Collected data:
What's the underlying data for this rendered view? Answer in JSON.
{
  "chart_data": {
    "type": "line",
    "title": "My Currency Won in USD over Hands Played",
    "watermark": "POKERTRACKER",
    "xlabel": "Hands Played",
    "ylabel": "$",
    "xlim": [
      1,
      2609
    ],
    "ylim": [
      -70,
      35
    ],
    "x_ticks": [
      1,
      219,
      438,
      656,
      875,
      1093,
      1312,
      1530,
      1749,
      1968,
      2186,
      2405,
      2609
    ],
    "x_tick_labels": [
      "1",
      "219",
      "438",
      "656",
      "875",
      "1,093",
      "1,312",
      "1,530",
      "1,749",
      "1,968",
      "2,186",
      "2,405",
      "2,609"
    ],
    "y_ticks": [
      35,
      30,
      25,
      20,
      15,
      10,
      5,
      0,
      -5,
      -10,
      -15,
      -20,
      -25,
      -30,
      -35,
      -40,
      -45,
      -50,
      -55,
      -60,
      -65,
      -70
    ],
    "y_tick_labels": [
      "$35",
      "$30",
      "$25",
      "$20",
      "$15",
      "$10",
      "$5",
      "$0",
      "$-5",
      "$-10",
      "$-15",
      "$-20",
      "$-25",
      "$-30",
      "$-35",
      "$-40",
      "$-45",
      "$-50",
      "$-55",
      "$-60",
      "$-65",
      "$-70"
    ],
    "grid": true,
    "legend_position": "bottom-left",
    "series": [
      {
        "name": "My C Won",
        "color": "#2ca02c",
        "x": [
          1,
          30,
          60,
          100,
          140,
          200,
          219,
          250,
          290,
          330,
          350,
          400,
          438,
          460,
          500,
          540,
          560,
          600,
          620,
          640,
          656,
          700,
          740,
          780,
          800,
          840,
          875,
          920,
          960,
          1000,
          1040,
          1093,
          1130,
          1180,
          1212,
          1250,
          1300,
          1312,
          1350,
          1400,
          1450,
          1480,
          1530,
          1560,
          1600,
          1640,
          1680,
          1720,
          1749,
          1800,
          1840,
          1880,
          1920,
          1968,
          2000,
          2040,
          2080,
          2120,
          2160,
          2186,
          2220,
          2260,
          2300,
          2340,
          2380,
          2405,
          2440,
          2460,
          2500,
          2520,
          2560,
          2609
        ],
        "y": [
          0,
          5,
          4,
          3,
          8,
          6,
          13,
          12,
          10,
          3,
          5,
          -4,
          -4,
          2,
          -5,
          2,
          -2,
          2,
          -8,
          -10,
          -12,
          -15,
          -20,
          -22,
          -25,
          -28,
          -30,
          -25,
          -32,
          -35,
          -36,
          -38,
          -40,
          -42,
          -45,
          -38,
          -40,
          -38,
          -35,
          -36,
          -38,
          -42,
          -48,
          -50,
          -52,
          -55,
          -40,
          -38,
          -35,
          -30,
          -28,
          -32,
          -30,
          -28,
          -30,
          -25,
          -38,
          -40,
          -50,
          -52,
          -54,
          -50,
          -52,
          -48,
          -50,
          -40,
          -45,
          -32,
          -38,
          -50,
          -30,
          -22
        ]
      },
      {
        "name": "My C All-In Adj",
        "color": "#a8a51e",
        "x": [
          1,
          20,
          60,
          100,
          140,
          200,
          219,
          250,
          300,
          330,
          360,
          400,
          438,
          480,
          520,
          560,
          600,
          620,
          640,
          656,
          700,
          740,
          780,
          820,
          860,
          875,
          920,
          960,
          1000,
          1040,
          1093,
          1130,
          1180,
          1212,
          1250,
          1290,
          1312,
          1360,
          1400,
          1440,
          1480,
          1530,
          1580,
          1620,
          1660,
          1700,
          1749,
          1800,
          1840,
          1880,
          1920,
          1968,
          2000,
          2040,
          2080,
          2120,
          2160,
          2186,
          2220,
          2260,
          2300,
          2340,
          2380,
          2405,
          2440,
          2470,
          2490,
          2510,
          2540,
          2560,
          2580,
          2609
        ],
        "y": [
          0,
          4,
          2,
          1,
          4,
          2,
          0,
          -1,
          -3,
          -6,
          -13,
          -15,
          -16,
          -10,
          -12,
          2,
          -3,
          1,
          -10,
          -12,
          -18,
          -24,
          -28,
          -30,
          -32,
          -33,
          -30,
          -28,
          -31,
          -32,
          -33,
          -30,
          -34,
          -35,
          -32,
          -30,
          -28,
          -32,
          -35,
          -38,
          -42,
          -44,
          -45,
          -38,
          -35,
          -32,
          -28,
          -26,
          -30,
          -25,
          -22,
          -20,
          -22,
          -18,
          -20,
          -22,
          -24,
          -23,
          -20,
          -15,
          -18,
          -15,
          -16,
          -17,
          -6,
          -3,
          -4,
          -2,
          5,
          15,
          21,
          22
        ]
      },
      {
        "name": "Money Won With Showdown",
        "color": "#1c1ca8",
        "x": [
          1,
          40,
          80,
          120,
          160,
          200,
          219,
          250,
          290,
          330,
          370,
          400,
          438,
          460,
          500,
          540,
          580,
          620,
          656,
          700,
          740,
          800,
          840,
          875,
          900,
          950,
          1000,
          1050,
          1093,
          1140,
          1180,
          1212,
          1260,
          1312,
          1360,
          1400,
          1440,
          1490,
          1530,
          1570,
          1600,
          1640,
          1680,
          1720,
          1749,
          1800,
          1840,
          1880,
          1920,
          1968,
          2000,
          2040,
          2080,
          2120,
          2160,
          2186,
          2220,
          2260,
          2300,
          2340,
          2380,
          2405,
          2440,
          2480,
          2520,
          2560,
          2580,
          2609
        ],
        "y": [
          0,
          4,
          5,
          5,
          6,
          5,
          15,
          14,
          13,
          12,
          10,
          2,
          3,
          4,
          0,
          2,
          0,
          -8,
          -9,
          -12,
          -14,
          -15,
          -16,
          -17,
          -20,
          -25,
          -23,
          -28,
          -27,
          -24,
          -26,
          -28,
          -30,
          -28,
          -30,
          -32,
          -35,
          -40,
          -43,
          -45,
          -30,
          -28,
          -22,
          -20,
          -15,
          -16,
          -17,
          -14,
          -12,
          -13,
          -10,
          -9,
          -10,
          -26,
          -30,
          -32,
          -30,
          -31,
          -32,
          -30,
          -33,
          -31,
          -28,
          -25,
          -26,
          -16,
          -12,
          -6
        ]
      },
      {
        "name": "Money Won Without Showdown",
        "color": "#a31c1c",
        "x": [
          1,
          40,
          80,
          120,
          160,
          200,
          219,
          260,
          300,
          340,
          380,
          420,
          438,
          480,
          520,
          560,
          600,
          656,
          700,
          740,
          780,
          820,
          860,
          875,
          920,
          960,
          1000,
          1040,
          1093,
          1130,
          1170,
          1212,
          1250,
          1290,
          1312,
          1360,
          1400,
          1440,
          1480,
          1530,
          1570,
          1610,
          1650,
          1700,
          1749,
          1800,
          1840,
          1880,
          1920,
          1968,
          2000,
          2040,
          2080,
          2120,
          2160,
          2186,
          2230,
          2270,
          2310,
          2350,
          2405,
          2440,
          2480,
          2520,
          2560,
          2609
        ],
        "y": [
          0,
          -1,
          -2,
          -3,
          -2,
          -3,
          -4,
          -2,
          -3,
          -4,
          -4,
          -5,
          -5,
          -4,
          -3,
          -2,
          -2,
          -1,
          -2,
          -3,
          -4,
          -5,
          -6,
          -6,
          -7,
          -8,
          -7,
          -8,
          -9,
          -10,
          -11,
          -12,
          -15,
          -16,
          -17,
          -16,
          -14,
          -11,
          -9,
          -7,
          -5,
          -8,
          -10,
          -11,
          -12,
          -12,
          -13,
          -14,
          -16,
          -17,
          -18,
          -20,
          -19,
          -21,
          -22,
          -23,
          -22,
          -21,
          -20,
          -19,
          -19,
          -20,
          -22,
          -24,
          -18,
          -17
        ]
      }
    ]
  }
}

→ **WHAT YOU WILL DO**
Generate an exact reproduction of all entries.

→ **PROBLEM SOLUTION**
What's the underlying data for this rendered view? Answer in JSON.
{
  "chart_data": {
    "type": "line",
    "title": "My Currency Won in USD over Hands Played",
    "watermark": "POKERTRACKER",
    "xlabel": "Hands Played",
    "ylabel": "$",
    "xlim": [
      1,
      2609
    ],
    "ylim": [
      -70,
      35
    ],
    "x_ticks": [
      1,
      219,
      438,
      656,
      875,
      1093,
      1312,
      1530,
      1749,
      1968,
      2186,
      2405,
      2609
    ],
    "x_tick_labels": [
      "1",
      "219",
      "438",
      "656",
      "875",
      "1,093",
      "1,312",
      "1,530",
      "1,749",
      "1,968",
      "2,186",
      "2,405",
      "2,609"
    ],
    "y_ticks": [
      35,
      30,
      25,
      20,
      15,
      10,
      5,
      0,
      -5,
      -10,
      -15,
      -20,
      -25,
      -30,
      -35,
      -40,
      -45,
      -50,
      -55,
      -60,
      -65,
      -70
    ],
    "y_tick_labels": [
      "$35",
      "$30",
      "$25",
      "$20",
      "$15",
      "$10",
      "$5",
      "$0",
      "$-5",
      "$-10",
      "$-15",
      "$-20",
      "$-25",
      "$-30",
      "$-35",
      "$-40",
      "$-45",
      "$-50",
      "$-55",
      "$-60",
      "$-65",
      "$-70"
    ],
    "grid": true,
    "legend_position": "bottom-left",
    "series": [
      {
        "name": "My C Won",
        "color": "#2ca02c",
        "x": [
          1,
          30,
          60,
          100,
          140,
          200,
          219,
          250,
          290,
          330,
          350,
          400,
          438,
          460,
          500,
          540,
          560,
          600,
          620,
          640,
          656,
          700,
          740,
          780,
          800,
          840,
          875,
          920,
          960,
          1000,
          1040,
          1093,
          1130,
          1180,
          1212,
          1250,
          1300,
          1312,
          1350,
          1400,
          1450,
          1480,
          1530,
          1560,
          1600,
          1640,
          1680,
          1720,
          1749,
          1800,
          1840,
          1880,
          1920,
          1968,
          2000,
          2040,
          2080,
          2120,
          2160,
          2186,
          2220,
          2260,
          2300,
          2340,
          2380,
          2405,
          2440,
          2460,
          2500,
          2520,
          2560,
          2609
        ],
        "y": [
          0,
          5,
          4,
          3,
          8,
          6,
          13,
          12,
          10,
          3,
          5,
          -4,
          -4,
          2,
          -5,
          2,
          -2,
          2,
          -8,
          -10,
          -12,
          -15,
          -20,
          -22,
          -25,
          -28,
          -30,
          -25,
          -32,
          -35,
          -36,
          -38,
          -40,
          -42,
          -45,
          -38,
          -40,
          -38,
          -35,
          -36,
          -38,
          -42,
          -48,
          -50,
          -52,
          -55,
          -40,
          -38,
          -35,
          -30,
          -28,
          -32,
          -30,
          -28,
          -30,
          -25,
          -38,
          -40,
          -50,
          -52,
          -54,
          -50,
          -52,
          -48,
          -50,
          -40,
          -45,
          -32,
          -38,
          -50,
          -30,
          -22
        ]
      },
      {
        "name": "My C All-In Adj",
        "color": "#a8a51e",
        "x": [
          1,
          20,
          60,
          100,
          140,
          200,
          219,
          250,
          300,
          330,
          360,
          400,
          438,
          480,
          520,
          560,
          600,
          620,
          640,
          656,
          700,
          740,
          780,
          820,
          860,
          875,
          920,
          960,
          1000,
          1040,
          1093,
          1130,
          1180,
          1212,
          1250,
          1290,
          1312,
          1360,
          1400,
          1440,
          1480,
          1530,
          1580,
          1620,
          1660,
          1700,
          1749,
          1800,
          1840,
          1880,
          1920,
          1968,
          2000,
          2040,
          2080,
          2120,
          2160,
          2186,
          2220,
          2260,
          2300,
          2340,
          2380,
          2405,
          2440,
          2470,
          2490,
          2510,
          2540,
          2560,
          2580,
          2609
        ],
        "y": [
          0,
          4,
          2,
          1,
          4,
          2,
          0,
          -1,
          -3,
          -6,
          -13,
          -15,
          -16,
          -10,
          -12,
          2,
          -3,
          1,
          -10,
          -12,
          -18,
          -24,
          -28,
          -30,
          -32,
          -33,
          -30,
          -28,
          -31,
          -32,
          -33,
          -30,
          -34,
          -35,
          -32,
          -30,
          -28,
          -32,
          -35,
          -38,
          -42,
          -44,
          -45,
          -38,
          -35,
          -32,
          -28,
          -26,
          -30,
          -25,
          -22,
          -20,
          -22,
          -18,
          -20,
          -22,
          -24,
          -23,
          -20,
          -15,
          -18,
          -15,
          -16,
          -17,
          -6,
          -3,
          -4,
          -2,
          5,
          15,
          21,
          22
        ]
      },
      {
        "name": "Money Won With Showdown",
        "color": "#1c1ca8",
        "x": [
          1,
          40,
          80,
          120,
          160,
          200,
          219,
          250,
          290,
          330,
          370,
          400,
          438,
          460,
          500,
          540,
          580,
          620,
          656,
          700,
          740,
          800,
          840,
          875,
          900,
          950,
          1000,
          1050,
          1093,
          1140,
          1180,
          1212,
          1260,
          1312,
          1360,
          1400,
          1440,
          1490,
          1530,
          1570,
          1600,
          1640,
          1680,
          1720,
          1749,
          1800,
          1840,
          1880,
          1920,
          1968,
          2000,
          2040,
          2080,
          2120,
          2160,
          2186,
          2220,
          2260,
          2300,
          2340,
          2380,
          2405,
          2440,
          2480,
          2520,
          2560,
          2580,
          2609
        ],
        "y": [
          0,
          4,
          5,
          5,
          6,
          5,
          15,
          14,
          13,
          12,
          10,
          2,
          3,
          4,
          0,
          2,
          0,
          -8,
          -9,
          -12,
          -14,
          -15,
          -16,
          -17,
          -20,
          -25,
          -23,
          -28,
          -27,
          -24,
          -26,
          -28,
          -30,
          -28,
          -30,
          -32,
          -35,
          -40,
          -43,
          -45,
          -30,
          -28,
          -22,
          -20,
          -15,
          -16,
          -17,
          -14,
          -12,
          -13,
          -10,
          -9,
          -10,
          -26,
          -30,
          -32,
          -30,
          -31,
          -32,
          -30,
          -33,
          -31,
          -28,
          -25,
          -26,
          -16,
          -12,
          -6
        ]
      },
      {
        "name": "Money Won Without Showdown",
        "color": "#a31c1c",
        "x": [
          1,
          40,
          80,
          120,
          160,
          200,
          219,
          260,
          300,
          340,
          380,
          420,
          438,
          480,
          520,
          560,
          600,
          656,
          700,
          740,
          780,
          820,
          860,
          875,
          920,
          960,
          1000,
          1040,
          1093,
          1130,
          1170,
          1212,
          1250,
          1290,
          1312,
          1360,
          1400,
          1440,
          1480,
          1530,
          1570,
          1610,
          1650,
          1700,
          1749,
          1800,
          1840,
          1880,
          1920,
          1968,
          2000,
          2040,
          2080,
          2120,
          2160,
          2186,
          2230,
          2270,
          2310,
          2350,
          2405,
          2440,
          2480,
          2520,
          2560,
          2609
        ],
        "y": [
          0,
          -1,
          -2,
          -3,
          -2,
          -3,
          -4,
          -2,
          -3,
          -4,
          -4,
          -5,
          -5,
          -4,
          -3,
          -2,
          -2,
          -1,
          -2,
          -3,
          -4,
          -5,
          -6,
          -6,
          -7,
          -8,
          -7,
          -8,
          -9,
          -10,
          -11,
          -12,
          -15,
          -16,
          -17,
          -16,
          -14,
          -11,
          -9,
          -7,
          -5,
          -8,
          -10,
          -11,
          -12,
          -12,
          -13,
          -14,
          -16,
          -17,
          -18,
          -20,
          -19,
          -21,
          -22,
          -23,
          -22,
          -21,
          -20,
          -19,
          -19,
          -20,
          -22,
          -24,
          -18,
          -17
        ]
      }
    ]
  }
}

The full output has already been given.